[start of RECORD LIST]

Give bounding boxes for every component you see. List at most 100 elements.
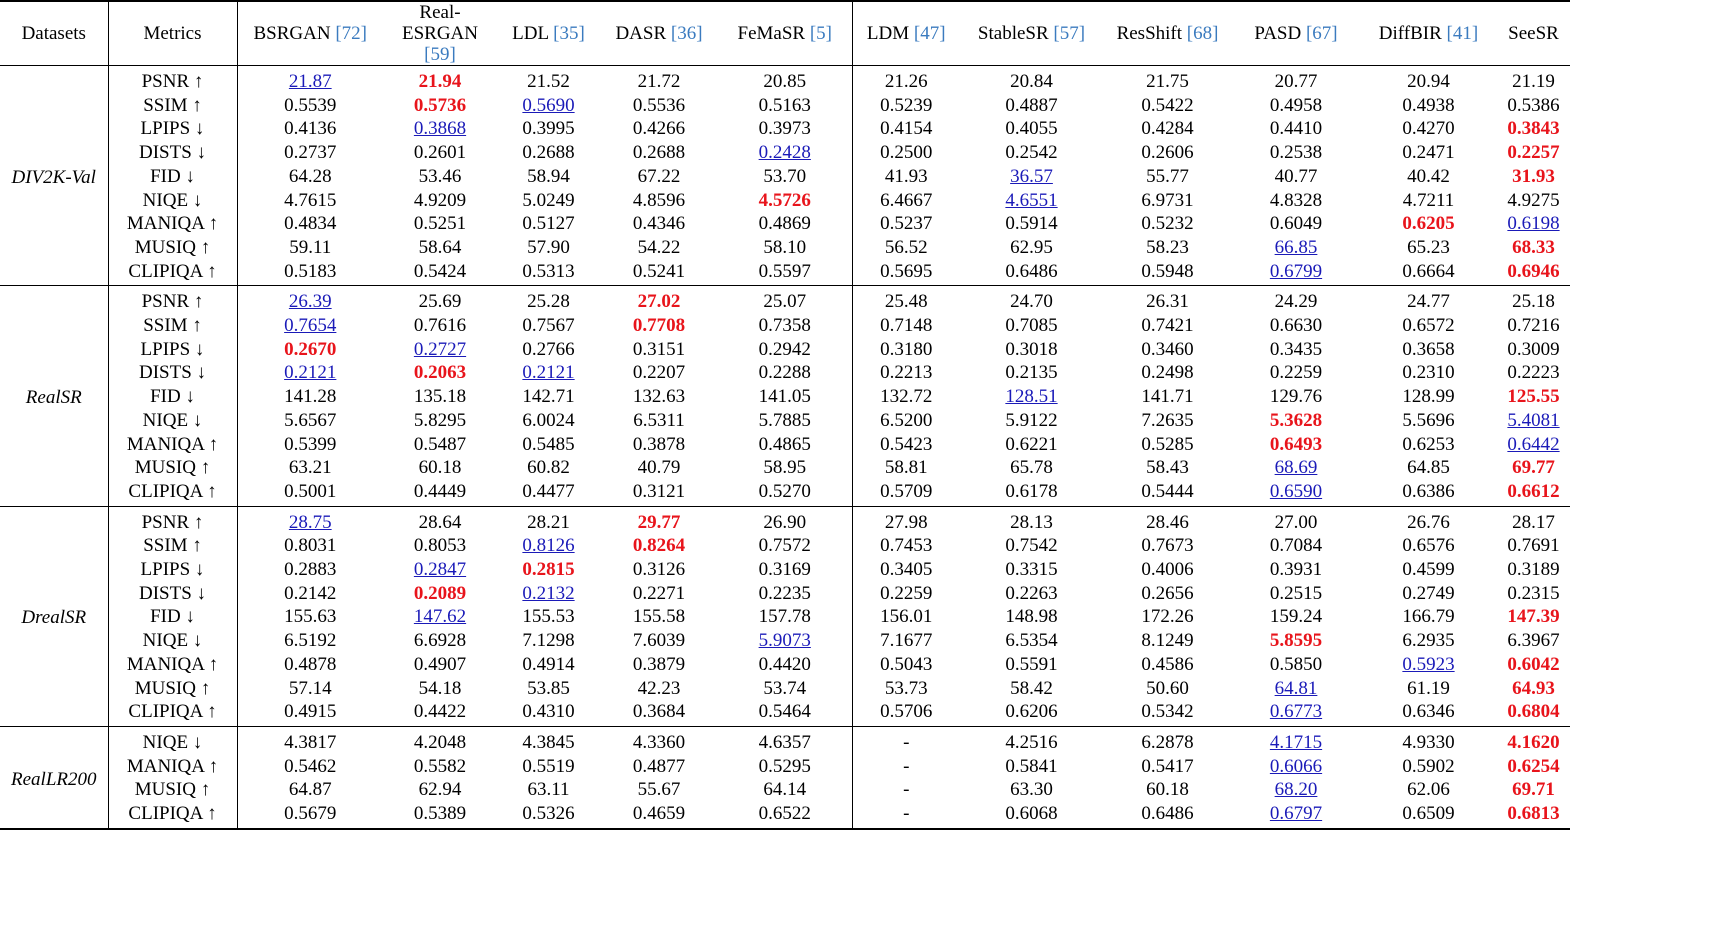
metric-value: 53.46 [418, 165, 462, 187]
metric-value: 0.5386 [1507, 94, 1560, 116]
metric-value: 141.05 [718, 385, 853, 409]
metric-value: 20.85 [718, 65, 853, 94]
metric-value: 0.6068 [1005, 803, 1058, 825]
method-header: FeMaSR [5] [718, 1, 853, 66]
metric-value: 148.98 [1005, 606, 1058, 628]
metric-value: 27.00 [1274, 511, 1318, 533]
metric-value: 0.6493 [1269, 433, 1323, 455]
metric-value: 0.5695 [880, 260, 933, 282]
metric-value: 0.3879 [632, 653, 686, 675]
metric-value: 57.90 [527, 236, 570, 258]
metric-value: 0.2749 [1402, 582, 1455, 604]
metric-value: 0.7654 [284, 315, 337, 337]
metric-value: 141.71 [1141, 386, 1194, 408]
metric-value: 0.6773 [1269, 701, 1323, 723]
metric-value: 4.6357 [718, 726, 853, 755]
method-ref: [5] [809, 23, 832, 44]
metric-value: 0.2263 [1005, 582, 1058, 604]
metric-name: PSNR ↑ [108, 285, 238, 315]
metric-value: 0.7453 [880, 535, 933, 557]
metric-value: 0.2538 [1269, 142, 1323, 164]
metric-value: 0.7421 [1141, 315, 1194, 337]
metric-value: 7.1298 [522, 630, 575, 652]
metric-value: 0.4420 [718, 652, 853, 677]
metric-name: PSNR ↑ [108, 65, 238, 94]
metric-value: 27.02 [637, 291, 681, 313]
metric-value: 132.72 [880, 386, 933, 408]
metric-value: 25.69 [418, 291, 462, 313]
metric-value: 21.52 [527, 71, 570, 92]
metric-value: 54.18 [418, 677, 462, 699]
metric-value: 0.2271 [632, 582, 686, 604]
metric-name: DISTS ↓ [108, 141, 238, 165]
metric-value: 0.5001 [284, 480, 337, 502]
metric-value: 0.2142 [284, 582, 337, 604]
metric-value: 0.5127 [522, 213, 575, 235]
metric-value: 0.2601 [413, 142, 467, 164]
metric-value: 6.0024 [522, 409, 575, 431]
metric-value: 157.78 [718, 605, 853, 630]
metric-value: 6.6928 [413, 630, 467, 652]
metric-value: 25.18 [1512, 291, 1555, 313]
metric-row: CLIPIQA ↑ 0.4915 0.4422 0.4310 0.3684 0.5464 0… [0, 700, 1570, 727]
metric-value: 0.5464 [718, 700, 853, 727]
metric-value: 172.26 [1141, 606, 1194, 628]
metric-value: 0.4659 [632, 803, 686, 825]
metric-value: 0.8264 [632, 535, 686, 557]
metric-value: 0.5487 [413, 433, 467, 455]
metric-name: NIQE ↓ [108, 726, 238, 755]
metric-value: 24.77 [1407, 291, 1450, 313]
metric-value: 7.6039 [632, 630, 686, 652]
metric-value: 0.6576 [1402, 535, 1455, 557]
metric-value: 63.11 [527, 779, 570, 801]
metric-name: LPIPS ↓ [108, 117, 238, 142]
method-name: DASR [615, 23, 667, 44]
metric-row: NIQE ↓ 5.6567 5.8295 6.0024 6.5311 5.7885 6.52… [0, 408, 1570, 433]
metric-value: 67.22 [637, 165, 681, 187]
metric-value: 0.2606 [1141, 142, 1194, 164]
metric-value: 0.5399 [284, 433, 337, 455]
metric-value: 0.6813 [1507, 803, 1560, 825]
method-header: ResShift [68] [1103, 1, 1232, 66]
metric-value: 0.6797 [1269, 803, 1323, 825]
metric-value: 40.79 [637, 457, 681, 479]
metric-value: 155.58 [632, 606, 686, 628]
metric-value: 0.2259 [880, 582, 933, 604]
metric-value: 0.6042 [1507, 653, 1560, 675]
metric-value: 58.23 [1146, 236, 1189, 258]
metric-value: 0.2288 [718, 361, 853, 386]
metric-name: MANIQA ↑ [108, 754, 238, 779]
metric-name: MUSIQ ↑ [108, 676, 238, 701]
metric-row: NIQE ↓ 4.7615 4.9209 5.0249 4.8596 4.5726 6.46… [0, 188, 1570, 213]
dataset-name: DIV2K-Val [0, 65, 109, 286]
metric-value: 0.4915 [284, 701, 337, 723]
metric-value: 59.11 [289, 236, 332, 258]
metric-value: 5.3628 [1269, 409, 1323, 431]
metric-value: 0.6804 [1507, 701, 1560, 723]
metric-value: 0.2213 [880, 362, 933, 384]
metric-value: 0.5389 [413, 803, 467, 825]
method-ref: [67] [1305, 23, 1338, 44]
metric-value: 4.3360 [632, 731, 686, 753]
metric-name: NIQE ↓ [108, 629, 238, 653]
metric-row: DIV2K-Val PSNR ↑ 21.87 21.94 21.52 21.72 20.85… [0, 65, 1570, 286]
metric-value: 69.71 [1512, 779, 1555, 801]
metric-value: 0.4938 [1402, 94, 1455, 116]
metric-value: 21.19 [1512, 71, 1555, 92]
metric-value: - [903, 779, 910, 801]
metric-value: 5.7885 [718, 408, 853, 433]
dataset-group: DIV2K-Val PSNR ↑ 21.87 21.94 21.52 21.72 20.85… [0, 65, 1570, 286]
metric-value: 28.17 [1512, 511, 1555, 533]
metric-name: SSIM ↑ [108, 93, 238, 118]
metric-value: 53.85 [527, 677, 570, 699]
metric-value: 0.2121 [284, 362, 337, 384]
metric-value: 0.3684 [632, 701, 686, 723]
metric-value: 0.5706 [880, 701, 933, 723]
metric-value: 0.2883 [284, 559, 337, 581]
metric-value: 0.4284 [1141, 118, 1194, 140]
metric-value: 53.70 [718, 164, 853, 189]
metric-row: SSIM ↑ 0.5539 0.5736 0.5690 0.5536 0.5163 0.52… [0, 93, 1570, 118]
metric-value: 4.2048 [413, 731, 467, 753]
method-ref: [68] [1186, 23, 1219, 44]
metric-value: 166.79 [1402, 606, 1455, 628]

[end of RECORD LIST]

== WHAT IS NEEDED ==
Reproduce the entries above unchanged, starting with the line that contains "metric-value: 53.46 [418, 165, 462, 187]" and going on through the line that contains "metric-value: 0.5695 [880, 260, 933, 282]", both included.

== COMPLETE RESPONSE ==
metric-value: 53.46 [418, 165, 462, 187]
metric-value: 0.5386 [1507, 94, 1560, 116]
metric-value: 141.05 [718, 385, 853, 409]
metric-value: 20.85 [718, 65, 853, 94]
metric-value: 0.6068 [1005, 803, 1058, 825]
method-header: FeMaSR [5] [718, 1, 853, 66]
metric-value: 148.98 [1005, 606, 1058, 628]
metric-value: 27.00 [1274, 511, 1318, 533]
metric-value: 0.6493 [1269, 433, 1323, 455]
metric-value: 0.5695 [880, 260, 933, 282]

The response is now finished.